Who else did you speak with at Gorongosa?

I interviewed Pedro Muagura, the warden of Gorongosa. His perspective was very interesting because he had grown up as a boy in the last stages of Portuguese colonialism. He said that the Portuguese forbid the teaching of the Sena language [the Sena people are an ethnolinguistic group in Mozambique] in schools and that the Sena cultural traditions were suppressed. He said because of that, there was a kind of cultural memory loss.

Still, he talked about how his family had a totem animal, the wild dog. The story behind that he gave was that one day, his ancestors were hunting, and they were about to be ambushed by lions. But the wild dogs saved them somehow. Because of that, everyone who came after those ancestors owed their existence to this animal, and the family sort of adopted this animal. What that meant is they were restricted from killing wild dogs and they had to protect them. Pedro told me that Sena families all had a totem animal that they owe their existence to.

◇ ◇ ◇ ◇

» Problems and tasks:
(a) Sum up the Gorongosa interview excerpt in two sentences.
(b) Write the next part of the Gorongosa interview excerpt, picking up after its last sentence.
The records have nothing to do with this.

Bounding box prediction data
◇ ◇ ◇ ◇

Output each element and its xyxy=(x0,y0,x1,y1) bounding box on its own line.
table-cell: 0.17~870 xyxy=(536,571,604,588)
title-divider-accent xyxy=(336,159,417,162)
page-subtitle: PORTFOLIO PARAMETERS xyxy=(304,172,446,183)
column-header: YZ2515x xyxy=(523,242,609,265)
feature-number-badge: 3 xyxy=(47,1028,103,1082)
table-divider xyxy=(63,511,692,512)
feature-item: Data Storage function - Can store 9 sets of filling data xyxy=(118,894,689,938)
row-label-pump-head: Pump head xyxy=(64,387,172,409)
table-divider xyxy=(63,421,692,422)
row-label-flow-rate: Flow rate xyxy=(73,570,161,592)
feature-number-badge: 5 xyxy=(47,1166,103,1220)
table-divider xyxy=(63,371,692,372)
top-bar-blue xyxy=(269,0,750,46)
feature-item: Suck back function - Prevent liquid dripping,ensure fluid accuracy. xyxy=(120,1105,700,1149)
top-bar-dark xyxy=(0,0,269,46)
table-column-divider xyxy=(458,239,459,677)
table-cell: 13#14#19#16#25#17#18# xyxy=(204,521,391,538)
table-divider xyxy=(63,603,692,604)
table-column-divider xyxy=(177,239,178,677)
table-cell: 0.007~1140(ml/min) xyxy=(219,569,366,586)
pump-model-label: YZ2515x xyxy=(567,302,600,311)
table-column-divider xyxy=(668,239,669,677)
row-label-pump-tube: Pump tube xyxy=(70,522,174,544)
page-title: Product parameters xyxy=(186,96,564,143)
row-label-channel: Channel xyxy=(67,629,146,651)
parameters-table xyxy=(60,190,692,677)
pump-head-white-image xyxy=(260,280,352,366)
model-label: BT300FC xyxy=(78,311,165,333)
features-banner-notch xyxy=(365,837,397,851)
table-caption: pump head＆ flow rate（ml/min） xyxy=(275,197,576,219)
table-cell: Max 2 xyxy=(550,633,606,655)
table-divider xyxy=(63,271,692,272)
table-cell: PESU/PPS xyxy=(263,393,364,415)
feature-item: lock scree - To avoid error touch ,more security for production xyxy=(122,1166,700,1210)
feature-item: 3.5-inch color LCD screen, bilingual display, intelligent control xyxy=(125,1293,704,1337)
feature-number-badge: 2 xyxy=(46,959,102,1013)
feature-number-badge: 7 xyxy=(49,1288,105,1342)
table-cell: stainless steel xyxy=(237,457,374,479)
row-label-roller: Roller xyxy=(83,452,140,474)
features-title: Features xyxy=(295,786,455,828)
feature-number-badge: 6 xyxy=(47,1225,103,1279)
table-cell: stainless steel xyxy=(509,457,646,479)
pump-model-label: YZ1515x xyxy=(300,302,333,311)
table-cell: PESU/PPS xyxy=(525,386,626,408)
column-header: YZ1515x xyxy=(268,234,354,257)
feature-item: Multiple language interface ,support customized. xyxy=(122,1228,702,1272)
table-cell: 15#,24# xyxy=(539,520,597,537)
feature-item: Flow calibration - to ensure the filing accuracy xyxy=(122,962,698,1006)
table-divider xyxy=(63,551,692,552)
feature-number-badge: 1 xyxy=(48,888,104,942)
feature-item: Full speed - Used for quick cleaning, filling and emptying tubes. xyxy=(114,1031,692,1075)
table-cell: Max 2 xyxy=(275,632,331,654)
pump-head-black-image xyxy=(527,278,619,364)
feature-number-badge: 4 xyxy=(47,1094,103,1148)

◇ ◇ ◇ ◇

» Numbered answers:
(a) Pedro Muagura, the warden of Gorongosa, grew up in the last stages of Portuguese colonialism, when the Portuguese forbade teaching the Sena language in schools and suppressed Sena cultural traditions, which led to a kind of cultural memory loss. Still, his family had the wild dog as a totem animal, one they were restricted from killing and had to protect because wild dogs saved their ancestors from a lion ambush, and he said all Sena families had a totem animal they owe their existence to.

(b)
I talked to another park employee, Larissa Sousa, and she said that her family’s totem animal was a zebra. There are lion clans, elephant clans, there was a pangolin clan. I think you can say that in itself is a system of conservation because no one family can claim complete control over all the resources in the park. Each one has a species that it is responsible for protecting.

Pairs of saddle-billed storks and tufted grey cranes Leavitt saw south of the Lake Urema floodplain.

What else about Gorongosa’s conservation and sustainability efforts struck you? 

On one of my days there, our park ranger guide took me up the western side of Mount Gorongosa to visit this coffee project they have. The national park program has tried to create more sustainable forms of agriculture. There is a coffee farm on the mountain. Mount Gorongosa is a big massif [a large mountain mass], and it catches moist air that comes in from the ocean. It rains a lot out there.

That’s the key to the whole ecosystem, because the water is captured in forests in the massif region and then it’s released into the southern part of the rift valley. It’s released over the course of a year, so that there’s a constant source of water for all of these large animals to use. If you didn’t have trees on the mountain, the water would be released much more quickly—you would have more flooding, and you would have a longer dry period with no water. So, getting people to avoid cutting down forests in the massif is key to the long-term survival of the park.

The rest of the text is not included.